** Begin Data for this task **
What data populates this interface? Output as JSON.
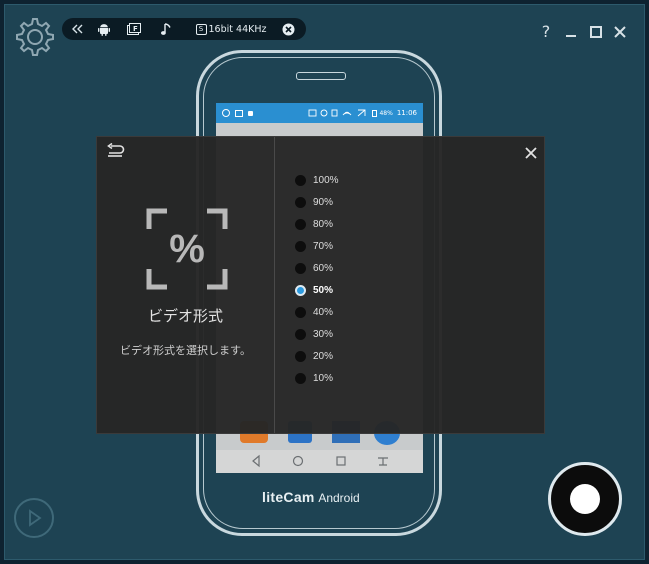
{
  "colors": {
    "background": "#1e4353",
    "toolbar": "#0b1b24",
    "dialog": "#262626",
    "accent": "#2d9be0",
    "screen_statusbar": "#2a8fd1"
  },
  "toolbar": {
    "icons": [
      "settings-gear-icon",
      "collapse-icon",
      "android-icon",
      "screen-f-icon",
      "music-note-icon",
      "audio-badge-icon",
      "close-circle-icon"
    ],
    "audio_label": "16bit 44KHz",
    "audio_badge": "S"
  },
  "window": {
    "help": "?"
  },
  "phone": {
    "status_time": "11:06",
    "status_battery": "48%",
    "brand_part1": "liteCam",
    "brand_part2": "Android"
  },
  "dialog": {
    "title": "ビデオ形式",
    "description": "ビデオ形式を選択します。",
    "options": [
      "100%",
      "90%",
      "80%",
      "70%",
      "60%",
      "50%",
      "40%",
      "30%",
      "20%",
      "10%"
    ],
    "selected": "50%"
  }
}
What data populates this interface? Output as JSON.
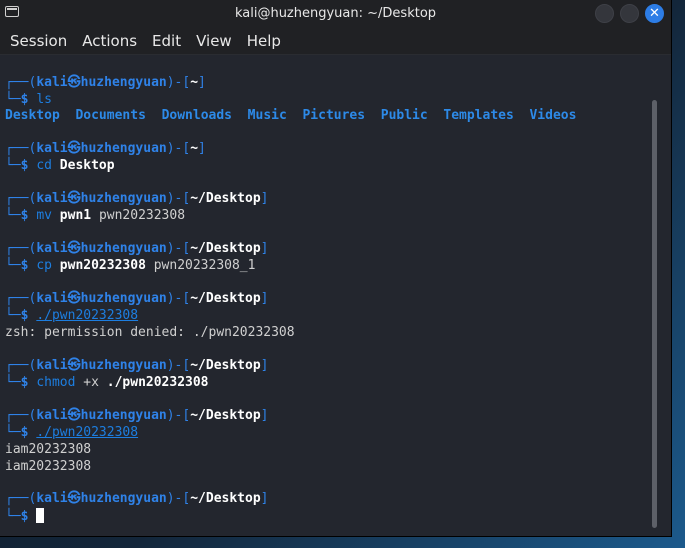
{
  "window": {
    "title": "kali@huzhengyuan: ~/Desktop"
  },
  "menu": [
    "Session",
    "Actions",
    "Edit",
    "View",
    "Help"
  ],
  "prompt": {
    "open": "┌──(",
    "user": "kali",
    "at": "㉿",
    "host": "huzhengyuan",
    "mid": ")-[",
    "close": "]",
    "bottom": "└─",
    "dollar": "$"
  },
  "blocks": [
    {
      "dir": "~",
      "cmd": "ls",
      "args": []
    },
    {
      "dir": "~",
      "cmd": "cd",
      "args": [
        {
          "t": "Desktop",
          "bold": true
        }
      ]
    },
    {
      "dir": "~/Desktop",
      "cmd": "mv",
      "args": [
        {
          "t": "pwn1",
          "bold": true
        },
        {
          "t": "pwn20232308"
        }
      ]
    },
    {
      "dir": "~/Desktop",
      "cmd": "cp",
      "args": [
        {
          "t": "pwn20232308",
          "bold": true
        },
        {
          "t": "pwn20232308_1"
        }
      ]
    },
    {
      "dir": "~/Desktop",
      "cmd": "./pwn20232308",
      "args": []
    },
    {
      "dir": "~/Desktop",
      "cmd": "chmod",
      "args": [
        {
          "t": "+x"
        },
        {
          "t": "./pwn20232308",
          "bold": true
        }
      ]
    },
    {
      "dir": "~/Desktop",
      "cmd": "./pwn20232308",
      "args": []
    },
    {
      "dir": "~/Desktop",
      "cmd": "",
      "args": []
    }
  ],
  "ls_output": [
    "Desktop",
    "Documents",
    "Downloads",
    "Music",
    "Pictures",
    "Public",
    "Templates",
    "Videos"
  ],
  "error_output": "zsh: permission denied: ./pwn20232308",
  "program_output": [
    "iam20232308",
    "iam20232308"
  ]
}
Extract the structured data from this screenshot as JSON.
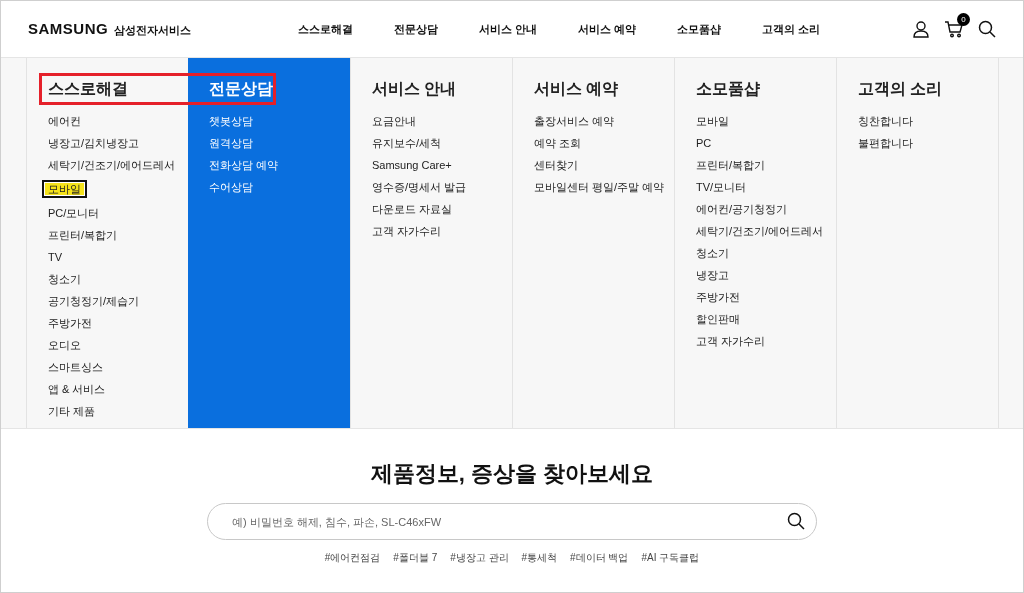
{
  "header": {
    "logo": "SAMSUNG",
    "service_name": "삼성전자서비스",
    "nav": [
      {
        "label": "스스로해결"
      },
      {
        "label": "전문상담"
      },
      {
        "label": "서비스 안내"
      },
      {
        "label": "서비스 예약"
      },
      {
        "label": "소모품샵"
      },
      {
        "label": "고객의 소리"
      }
    ],
    "cart_count": "0"
  },
  "mega_menu": {
    "annotation_box": {
      "color": "#e5202a"
    },
    "columns": [
      {
        "heading": "스스로해결",
        "selected": false,
        "items": [
          {
            "label": "에어컨",
            "highlighted": false
          },
          {
            "label": "냉장고/김치냉장고",
            "highlighted": false
          },
          {
            "label": "세탁기/건조기/에어드레서",
            "highlighted": false
          },
          {
            "label": "모바일",
            "highlighted": true
          },
          {
            "label": "PC/모니터",
            "highlighted": false
          },
          {
            "label": "프린터/복합기",
            "highlighted": false
          },
          {
            "label": "TV",
            "highlighted": false
          },
          {
            "label": "청소기",
            "highlighted": false
          },
          {
            "label": "공기청정기/제습기",
            "highlighted": false
          },
          {
            "label": "주방가전",
            "highlighted": false
          },
          {
            "label": "오디오",
            "highlighted": false
          },
          {
            "label": "스마트싱스",
            "highlighted": false
          },
          {
            "label": "앱 & 서비스",
            "highlighted": false
          },
          {
            "label": "기타 제품",
            "highlighted": false
          }
        ]
      },
      {
        "heading": "전문상담",
        "selected": true,
        "items": [
          {
            "label": "챗봇상담",
            "highlighted": false
          },
          {
            "label": "원격상담",
            "highlighted": false
          },
          {
            "label": "전화상담 예약",
            "highlighted": false
          },
          {
            "label": "수어상담",
            "highlighted": false
          }
        ]
      },
      {
        "heading": "서비스 안내",
        "selected": false,
        "items": [
          {
            "label": "요금안내",
            "highlighted": false
          },
          {
            "label": "유지보수/세척",
            "highlighted": false
          },
          {
            "label": "Samsung Care+",
            "highlighted": false
          },
          {
            "label": "영수증/명세서 발급",
            "highlighted": false
          },
          {
            "label": "다운로드 자료실",
            "highlighted": false
          },
          {
            "label": "고객 자가수리",
            "highlighted": false
          }
        ]
      },
      {
        "heading": "서비스 예약",
        "selected": false,
        "items": [
          {
            "label": "출장서비스 예약",
            "highlighted": false
          },
          {
            "label": "예약 조회",
            "highlighted": false
          },
          {
            "label": "센터찾기",
            "highlighted": false
          },
          {
            "label": "모바일센터 평일/주말 예약",
            "highlighted": false
          }
        ]
      },
      {
        "heading": "소모품샵",
        "selected": false,
        "items": [
          {
            "label": "모바일",
            "highlighted": false
          },
          {
            "label": "PC",
            "highlighted": false
          },
          {
            "label": "프린터/복합기",
            "highlighted": false
          },
          {
            "label": "TV/모니터",
            "highlighted": false
          },
          {
            "label": "에어컨/공기청정기",
            "highlighted": false
          },
          {
            "label": "세탁기/건조기/에어드레서",
            "highlighted": false
          },
          {
            "label": "청소기",
            "highlighted": false
          },
          {
            "label": "냉장고",
            "highlighted": false
          },
          {
            "label": "주방가전",
            "highlighted": false
          },
          {
            "label": "할인판매",
            "highlighted": false
          },
          {
            "label": "고객 자가수리",
            "highlighted": false
          }
        ]
      },
      {
        "heading": "고객의 소리",
        "selected": false,
        "items": [
          {
            "label": "칭찬합니다",
            "highlighted": false
          },
          {
            "label": "불편합니다",
            "highlighted": false
          }
        ]
      }
    ]
  },
  "search": {
    "title": "제품정보, 증상을 찾아보세요",
    "placeholder": "예) 비밀번호 해제, 침수, 파손, SL-C46xFW",
    "tags": [
      "#에어컨점검",
      "#폴더블 7",
      "#냉장고 관리",
      "#통세척",
      "#데이터 백업",
      "#AI 구독클럽"
    ]
  }
}
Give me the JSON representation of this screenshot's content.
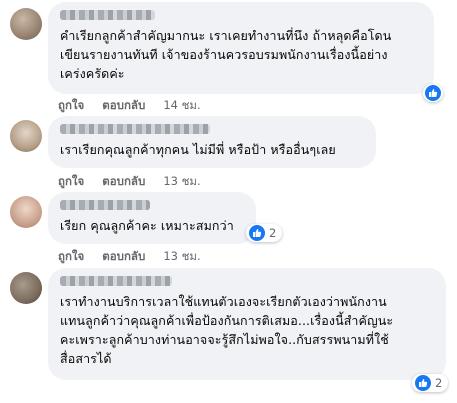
** End Data for this task **
### Task statement
Keep the pictures out of the copy and return the rest of the data above exactly.

### Result for this exercise
What data populates this interface? Output as JSON.
{
  "colors": {
    "background": "#1e4353",
    "toolbar": "#0b1b24",
    "dialog": "#262626",
    "accent": "#2d9be0",
    "screen_statusbar": "#2a8fd1"
  },
  "toolbar": {
    "icons": [
      "settings-gear-icon",
      "collapse-icon",
      "android-icon",
      "screen-f-icon",
      "music-note-icon",
      "audio-badge-icon",
      "close-circle-icon"
    ],
    "audio_label": "16bit 44KHz",
    "audio_badge": "S"
  },
  "window": {
    "help": "?"
  },
  "phone": {
    "status_time": "11:06",
    "status_battery": "48%",
    "brand_part1": "liteCam",
    "brand_part2": "Android"
  },
  "dialog": {
    "title": "ビデオ形式",
    "description": "ビデオ形式を選択します。",
    "options": [
      "100%",
      "90%",
      "80%",
      "70%",
      "60%",
      "50%",
      "40%",
      "30%",
      "20%",
      "10%"
    ],
    "selected": "50%"
  }
}
What data populates this interface? Output as JSON.
{
  "window": {
    "title": "kali@huzhengyuan: ~/Desktop"
  },
  "menu": [
    "Session",
    "Actions",
    "Edit",
    "View",
    "Help"
  ],
  "prompt": {
    "open": "┌──(",
    "user": "kali",
    "at": "㉿",
    "host": "huzhengyuan",
    "mid": ")-[",
    "close": "]",
    "bottom": "└─",
    "dollar": "$"
  },
  "blocks": [
    {
      "dir": "~",
      "cmd": "ls",
      "args": []
    },
    {
      "dir": "~",
      "cmd": "cd",
      "args": [
        {
          "t": "Desktop",
          "bold": true
        }
      ]
    },
    {
      "dir": "~/Desktop",
      "cmd": "mv",
      "args": [
        {
          "t": "pwn1",
          "bold": true
        },
        {
          "t": "pwn20232308"
        }
      ]
    },
    {
      "dir": "~/Desktop",
      "cmd": "cp",
      "args": [
        {
          "t": "pwn20232308",
          "bold": true
        },
        {
          "t": "pwn20232308_1"
        }
      ]
    },
    {
      "dir": "~/Desktop",
      "cmd": "./pwn20232308",
      "args": []
    },
    {
      "dir": "~/Desktop",
      "cmd": "chmod",
      "args": [
        {
          "t": "+x"
        },
        {
          "t": "./pwn20232308",
          "bold": true
        }
      ]
    },
    {
      "dir": "~/Desktop",
      "cmd": "./pwn20232308",
      "args": []
    },
    {
      "dir": "~/Desktop",
      "cmd": "",
      "args": []
    }
  ],
  "ls_output": [
    "Desktop",
    "Documents",
    "Downloads",
    "Music",
    "Pictures",
    "Public",
    "Templates",
    "Videos"
  ],
  "error_output": "zsh: permission denied: ./pwn20232308",
  "program_output": [
    "iam20232308",
    "iam20232308"
  ]
}
Extract the structured data from this screenshot as JSON.
{
  "header": {
    "logo": "SAMSUNG",
    "service_name": "삼성전자서비스",
    "nav": [
      {
        "label": "스스로해결"
      },
      {
        "label": "전문상담"
      },
      {
        "label": "서비스 안내"
      },
      {
        "label": "서비스 예약"
      },
      {
        "label": "소모품샵"
      },
      {
        "label": "고객의 소리"
      }
    ],
    "cart_count": "0"
  },
  "mega_menu": {
    "annotation_box": {
      "color": "#e5202a"
    },
    "columns": [
      {
        "heading": "스스로해결",
        "selected": false,
        "items": [
          {
            "label": "에어컨",
            "highlighted": false
          },
          {
            "label": "냉장고/김치냉장고",
            "highlighted": false
          },
          {
            "label": "세탁기/건조기/에어드레서",
            "highlighted": false
          },
          {
            "label": "모바일",
            "highlighted": true
          },
          {
            "label": "PC/모니터",
            "highlighted": false
          },
          {
            "label": "프린터/복합기",
            "highlighted": false
          },
          {
            "label": "TV",
            "highlighted": false
          },
          {
            "label": "청소기",
            "highlighted": false
          },
          {
            "label": "공기청정기/제습기",
            "highlighted": false
          },
          {
            "label": "주방가전",
            "highlighted": false
          },
          {
            "label": "오디오",
            "highlighted": false
          },
          {
            "label": "스마트싱스",
            "highlighted": false
          },
          {
            "label": "앱 & 서비스",
            "highlighted": false
          },
          {
            "label": "기타 제품",
            "highlighted": false
          }
        ]
      },
      {
        "heading": "전문상담",
        "selected": true,
        "items": [
          {
            "label": "챗봇상담",
            "highlighted": false
          },
          {
            "label": "원격상담",
            "highlighted": false
          },
          {
            "label": "전화상담 예약",
            "highlighted": false
          },
          {
            "label": "수어상담",
            "highlighted": false
          }
        ]
      },
      {
        "heading": "서비스 안내",
        "selected": false,
        "items": [
          {
            "label": "요금안내",
            "highlighted": false
          },
          {
            "label": "유지보수/세척",
            "highlighted": false
          },
          {
            "label": "Samsung Care+",
            "highlighted": false
          },
          {
            "label": "영수증/명세서 발급",
            "highlighted": false
          },
          {
            "label": "다운로드 자료실",
            "highlighted": false
          },
          {
            "label": "고객 자가수리",
            "highlighted": false
          }
        ]
      },
      {
        "heading": "서비스 예약",
        "selected": false,
        "items": [
          {
            "label": "출장서비스 예약",
            "highlighted": false
          },
          {
            "label": "예약 조회",
            "highlighted": false
          },
          {
            "label": "센터찾기",
            "highlighted": false
          },
          {
            "label": "모바일센터 평일/주말 예약",
            "highlighted": false
          }
        ]
      },
      {
        "heading": "소모품샵",
        "selected": false,
        "items": [
          {
            "label": "모바일",
            "highlighted": false
          },
          {
            "label": "PC",
            "highlighted": false
          },
          {
            "label": "프린터/복합기",
            "highlighted": false
          },
          {
            "label": "TV/모니터",
            "highlighted": false
          },
          {
            "label": "에어컨/공기청정기",
            "highlighted": false
          },
          {
            "label": "세탁기/건조기/에어드레서",
            "highlighted": false
          },
          {
            "label": "청소기",
            "highlighted": false
          },
          {
            "label": "냉장고",
            "highlighted": false
          },
          {
            "label": "주방가전",
            "highlighted": false
          },
          {
            "label": "할인판매",
            "highlighted": false
          },
          {
            "label": "고객 자가수리",
            "highlighted": false
          }
        ]
      },
      {
        "heading": "고객의 소리",
        "selected": false,
        "items": [
          {
            "label": "칭찬합니다",
            "highlighted": false
          },
          {
            "label": "불편합니다",
            "highlighted": false
          }
        ]
      }
    ]
  },
  "search": {
    "title": "제품정보, 증상을 찾아보세요",
    "placeholder": "예) 비밀번호 해제, 침수, 파손, SL-C46xFW",
    "tags": [
      "#에어컨점검",
      "#폴더블 7",
      "#냉장고 관리",
      "#통세척",
      "#데이터 백업",
      "#AI 구독클럽"
    ]
  }
}
Give me the JSON representation of this screenshot's content.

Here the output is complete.